# GIVEN REQUEST
Reproduce the complete listing without any deviation.

Collected data

_____

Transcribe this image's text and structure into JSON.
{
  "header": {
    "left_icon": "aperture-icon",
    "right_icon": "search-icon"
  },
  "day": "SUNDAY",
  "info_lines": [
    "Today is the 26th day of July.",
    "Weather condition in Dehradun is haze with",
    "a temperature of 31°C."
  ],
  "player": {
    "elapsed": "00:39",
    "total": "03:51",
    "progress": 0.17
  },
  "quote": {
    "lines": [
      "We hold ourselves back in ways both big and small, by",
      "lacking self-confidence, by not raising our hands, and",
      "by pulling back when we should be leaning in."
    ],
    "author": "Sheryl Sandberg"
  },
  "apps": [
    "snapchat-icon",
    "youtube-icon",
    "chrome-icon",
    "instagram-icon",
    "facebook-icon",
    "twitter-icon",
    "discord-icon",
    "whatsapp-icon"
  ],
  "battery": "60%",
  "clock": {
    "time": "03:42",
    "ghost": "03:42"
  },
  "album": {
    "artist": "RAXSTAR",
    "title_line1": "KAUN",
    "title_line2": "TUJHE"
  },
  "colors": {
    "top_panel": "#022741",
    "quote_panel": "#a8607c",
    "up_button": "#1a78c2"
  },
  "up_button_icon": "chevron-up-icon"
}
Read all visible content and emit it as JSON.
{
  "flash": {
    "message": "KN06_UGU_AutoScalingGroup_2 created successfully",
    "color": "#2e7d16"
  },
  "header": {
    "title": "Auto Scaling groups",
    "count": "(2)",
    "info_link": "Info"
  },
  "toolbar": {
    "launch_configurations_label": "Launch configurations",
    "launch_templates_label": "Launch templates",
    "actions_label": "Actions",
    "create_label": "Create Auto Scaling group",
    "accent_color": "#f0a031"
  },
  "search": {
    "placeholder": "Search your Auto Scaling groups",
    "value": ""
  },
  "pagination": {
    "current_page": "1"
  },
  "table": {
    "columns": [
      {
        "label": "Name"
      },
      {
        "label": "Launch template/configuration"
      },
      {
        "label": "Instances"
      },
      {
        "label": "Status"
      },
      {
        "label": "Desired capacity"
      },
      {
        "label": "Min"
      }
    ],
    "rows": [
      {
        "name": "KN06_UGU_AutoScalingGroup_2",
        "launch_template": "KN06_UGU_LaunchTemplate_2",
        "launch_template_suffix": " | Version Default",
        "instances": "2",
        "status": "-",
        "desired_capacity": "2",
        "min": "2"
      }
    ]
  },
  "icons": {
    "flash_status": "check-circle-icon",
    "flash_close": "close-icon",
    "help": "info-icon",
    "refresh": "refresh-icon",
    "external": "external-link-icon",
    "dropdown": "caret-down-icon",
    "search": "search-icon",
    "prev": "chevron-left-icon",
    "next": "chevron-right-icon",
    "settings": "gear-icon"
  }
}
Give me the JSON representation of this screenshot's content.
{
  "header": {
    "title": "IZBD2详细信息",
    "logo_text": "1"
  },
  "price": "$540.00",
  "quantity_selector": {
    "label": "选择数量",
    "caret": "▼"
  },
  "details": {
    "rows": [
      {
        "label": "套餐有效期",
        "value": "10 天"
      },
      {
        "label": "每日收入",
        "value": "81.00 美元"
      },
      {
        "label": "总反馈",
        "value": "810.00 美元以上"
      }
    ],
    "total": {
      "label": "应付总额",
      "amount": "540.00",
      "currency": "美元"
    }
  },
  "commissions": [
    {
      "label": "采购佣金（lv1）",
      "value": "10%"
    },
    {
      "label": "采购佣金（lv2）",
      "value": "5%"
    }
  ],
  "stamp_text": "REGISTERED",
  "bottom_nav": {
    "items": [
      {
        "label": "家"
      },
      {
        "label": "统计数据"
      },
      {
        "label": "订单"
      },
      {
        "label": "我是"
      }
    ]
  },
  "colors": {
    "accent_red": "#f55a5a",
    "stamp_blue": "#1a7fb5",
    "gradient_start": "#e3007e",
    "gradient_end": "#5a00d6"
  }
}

_____

# RESULT OF THIS TASK
Transcribe this image's text and structure into JSON.
{
  "header": {
    "left_icon": "aperture-icon",
    "right_icon": "search-icon"
  },
  "day": "SUNDAY",
  "info_lines": [
    "Today is the 26th day of July.",
    "Weather condition in Dehradun is haze with",
    "a temperature of 31°C."
  ],
  "player": {
    "elapsed": "00:39",
    "total": "03:51",
    "progress": 0.17
  },
  "quote": {
    "lines": [
      "We hold ourselves back in ways both big and small, by",
      "lacking self-confidence, by not raising our hands, and",
      "by pulling back when we should be leaning in."
    ],
    "author": "Sheryl Sandberg"
  },
  "apps": [
    "snapchat-icon",
    "youtube-icon",
    "chrome-icon",
    "instagram-icon",
    "facebook-icon",
    "twitter-icon",
    "discord-icon",
    "whatsapp-icon"
  ],
  "battery": "60%",
  "clock": {
    "time": "03:42",
    "ghost": "03:42"
  },
  "album": {
    "artist": "RAXSTAR",
    "title_line1": "KAUN",
    "title_line2": "TUJHE"
  },
  "colors": {
    "top_panel": "#022741",
    "quote_panel": "#a8607c",
    "up_button": "#1a78c2"
  },
  "up_button_icon": "chevron-up-icon"
}
Read all visible content and emit it as JSON.
{
  "flash": {
    "message": "KN06_UGU_AutoScalingGroup_2 created successfully",
    "color": "#2e7d16"
  },
  "header": {
    "title": "Auto Scaling groups",
    "count": "(2)",
    "info_link": "Info"
  },
  "toolbar": {
    "launch_configurations_label": "Launch configurations",
    "launch_templates_label": "Launch templates",
    "actions_label": "Actions",
    "create_label": "Create Auto Scaling group",
    "accent_color": "#f0a031"
  },
  "search": {
    "placeholder": "Search your Auto Scaling groups",
    "value": ""
  },
  "pagination": {
    "current_page": "1"
  },
  "table": {
    "columns": [
      {
        "label": "Name"
      },
      {
        "label": "Launch template/configuration"
      },
      {
        "label": "Instances"
      },
      {
        "label": "Status"
      },
      {
        "label": "Desired capacity"
      },
      {
        "label": "Min"
      }
    ],
    "rows": [
      {
        "name": "KN06_UGU_AutoScalingGroup_2",
        "launch_template": "KN06_UGU_LaunchTemplate_2",
        "launch_template_suffix": " | Version Default",
        "instances": "2",
        "status": "-",
        "desired_capacity": "2",
        "min": "2"
      }
    ]
  },
  "icons": {
    "flash_status": "check-circle-icon",
    "flash_close": "close-icon",
    "help": "info-icon",
    "refresh": "refresh-icon",
    "external": "external-link-icon",
    "dropdown": "caret-down-icon",
    "search": "search-icon",
    "prev": "chevron-left-icon",
    "next": "chevron-right-icon",
    "settings": "gear-icon"
  }
}
Give me the JSON representation of this screenshot's content.
{
  "header": {
    "title": "IZBD2详细信息",
    "logo_text": "1"
  },
  "price": "$540.00",
  "quantity_selector": {
    "label": "选择数量",
    "caret": "▼"
  },
  "details": {
    "rows": [
      {
        "label": "套餐有效期",
        "value": "10 天"
      },
      {
        "label": "每日收入",
        "value": "81.00 美元"
      },
      {
        "label": "总反馈",
        "value": "810.00 美元以上"
      }
    ],
    "total": {
      "label": "应付总额",
      "amount": "540.00",
      "currency": "美元"
    }
  },
  "commissions": [
    {
      "label": "采购佣金（lv1）",
      "value": "10%"
    },
    {
      "label": "采购佣金（lv2）",
      "value": "5%"
    }
  ],
  "stamp_text": "REGISTERED",
  "bottom_nav": {
    "items": [
      {
        "label": "家"
      },
      {
        "label": "统计数据"
      },
      {
        "label": "订单"
      },
      {
        "label": "我是"
      }
    ]
  },
  "colors": {
    "accent_red": "#f55a5a",
    "stamp_blue": "#1a7fb5",
    "gradient_start": "#e3007e",
    "gradient_end": "#5a00d6"
  }
}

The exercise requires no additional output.